STATED PROBLEM —
Write out every line below that includes the word "линии".

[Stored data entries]
━━━━━━

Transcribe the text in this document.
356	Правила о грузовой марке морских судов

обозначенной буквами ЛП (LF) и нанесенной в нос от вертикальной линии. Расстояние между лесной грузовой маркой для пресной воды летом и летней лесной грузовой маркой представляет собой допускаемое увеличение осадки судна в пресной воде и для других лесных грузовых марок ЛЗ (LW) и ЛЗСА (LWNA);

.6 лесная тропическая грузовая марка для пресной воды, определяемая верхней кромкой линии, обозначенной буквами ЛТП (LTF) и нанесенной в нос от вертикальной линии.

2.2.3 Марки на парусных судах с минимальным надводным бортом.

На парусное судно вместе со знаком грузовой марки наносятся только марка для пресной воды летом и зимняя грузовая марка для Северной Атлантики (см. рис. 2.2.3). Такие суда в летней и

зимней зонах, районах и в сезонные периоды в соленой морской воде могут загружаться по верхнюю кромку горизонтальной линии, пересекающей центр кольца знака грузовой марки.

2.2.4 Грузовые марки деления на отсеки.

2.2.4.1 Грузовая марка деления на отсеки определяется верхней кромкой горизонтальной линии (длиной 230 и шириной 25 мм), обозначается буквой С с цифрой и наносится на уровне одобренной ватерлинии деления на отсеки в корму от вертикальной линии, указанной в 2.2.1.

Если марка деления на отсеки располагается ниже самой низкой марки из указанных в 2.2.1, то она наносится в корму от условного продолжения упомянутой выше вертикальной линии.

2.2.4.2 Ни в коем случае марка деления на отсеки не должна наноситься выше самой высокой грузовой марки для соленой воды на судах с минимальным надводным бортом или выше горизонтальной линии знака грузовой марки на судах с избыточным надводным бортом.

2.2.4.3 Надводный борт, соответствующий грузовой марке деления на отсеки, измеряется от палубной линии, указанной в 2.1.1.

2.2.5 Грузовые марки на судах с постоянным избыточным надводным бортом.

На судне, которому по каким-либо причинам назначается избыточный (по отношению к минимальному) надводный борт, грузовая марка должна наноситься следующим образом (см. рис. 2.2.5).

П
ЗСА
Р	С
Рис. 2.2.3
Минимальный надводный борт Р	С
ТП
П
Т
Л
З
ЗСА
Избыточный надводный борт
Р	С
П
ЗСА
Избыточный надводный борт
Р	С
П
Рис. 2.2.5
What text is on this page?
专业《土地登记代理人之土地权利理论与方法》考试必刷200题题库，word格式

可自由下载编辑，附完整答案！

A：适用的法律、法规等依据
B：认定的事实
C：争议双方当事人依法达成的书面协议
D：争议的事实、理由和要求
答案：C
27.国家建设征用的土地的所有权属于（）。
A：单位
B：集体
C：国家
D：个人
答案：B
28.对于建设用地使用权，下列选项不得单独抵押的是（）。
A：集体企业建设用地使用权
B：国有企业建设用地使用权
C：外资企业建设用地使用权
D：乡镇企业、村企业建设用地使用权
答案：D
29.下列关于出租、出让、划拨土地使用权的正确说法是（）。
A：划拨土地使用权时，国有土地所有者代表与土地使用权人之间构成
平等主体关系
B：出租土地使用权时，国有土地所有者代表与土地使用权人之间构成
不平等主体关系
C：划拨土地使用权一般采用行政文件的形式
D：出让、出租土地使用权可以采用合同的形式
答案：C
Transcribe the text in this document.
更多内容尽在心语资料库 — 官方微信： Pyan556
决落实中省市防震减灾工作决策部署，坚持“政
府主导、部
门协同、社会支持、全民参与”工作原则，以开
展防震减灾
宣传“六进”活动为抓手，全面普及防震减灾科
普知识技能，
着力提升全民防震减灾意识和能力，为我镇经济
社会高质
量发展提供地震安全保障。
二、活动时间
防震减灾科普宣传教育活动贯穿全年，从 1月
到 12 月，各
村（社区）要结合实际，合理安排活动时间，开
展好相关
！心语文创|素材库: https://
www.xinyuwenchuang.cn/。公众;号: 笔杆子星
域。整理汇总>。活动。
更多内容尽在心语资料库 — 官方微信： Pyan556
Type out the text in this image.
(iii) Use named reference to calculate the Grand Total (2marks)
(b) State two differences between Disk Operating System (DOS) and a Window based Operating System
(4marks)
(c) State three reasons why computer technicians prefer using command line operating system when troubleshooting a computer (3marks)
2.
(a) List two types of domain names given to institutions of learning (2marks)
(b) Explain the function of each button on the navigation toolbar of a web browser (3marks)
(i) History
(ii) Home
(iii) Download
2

━━━━━━

RESULT OF THIS EXERCISE —
обозначенной буквами ЛП (LF) и нанесенной в нос от вертикальной линии. Расстояние между лесной грузовой маркой для пресной воды летом и летней лесной грузовой маркой представляет собой допускаемое увеличение осадки судна в пресной воде и для других лесных грузовых марок ЛЗ (LW) и ЛЗСА (LWNA);
.6 лесная тропическая грузовая марка для пресной воды, определяемая верхней кромкой линии, обозначенной буквами ЛТП (LTF) и нанесенной в нос от вертикальной линии.
зимней зонах, районах и в сезонные периоды в соленой морской воде могут загружаться по верхнюю кромку горизонтальной линии, пересекающей центр кольца знака грузовой марки.
2.2.4.1 Грузовая марка деления на отсеки определяется верхней кромкой горизонтальной линии (длиной 230 и шириной 25 мм), обозначается буквой С с цифрой и наносится на уровне одобренной ватерлинии деления на отсеки в корму от вертикальной линии, указанной в 2.2.1.
Если марка деления на отсеки располагается ниже самой низкой марки из указанных в 2.2.1, то она наносится в корму от условного продолжения упомянутой выше вертикальной линии.
2.2.4.2 Ни в коем случае марка деления на отсеки не должна наноситься выше самой высокой грузовой марки для соленой воды на судах с минимальным надводным бортом или выше горизонтальной линии знака грузовой марки на судах с избыточным надводным бортом.
2.2.4.3 Надводный борт, соответствующий грузовой марке деления на отсеки, измеряется от палубной линии, указанной в 2.1.1.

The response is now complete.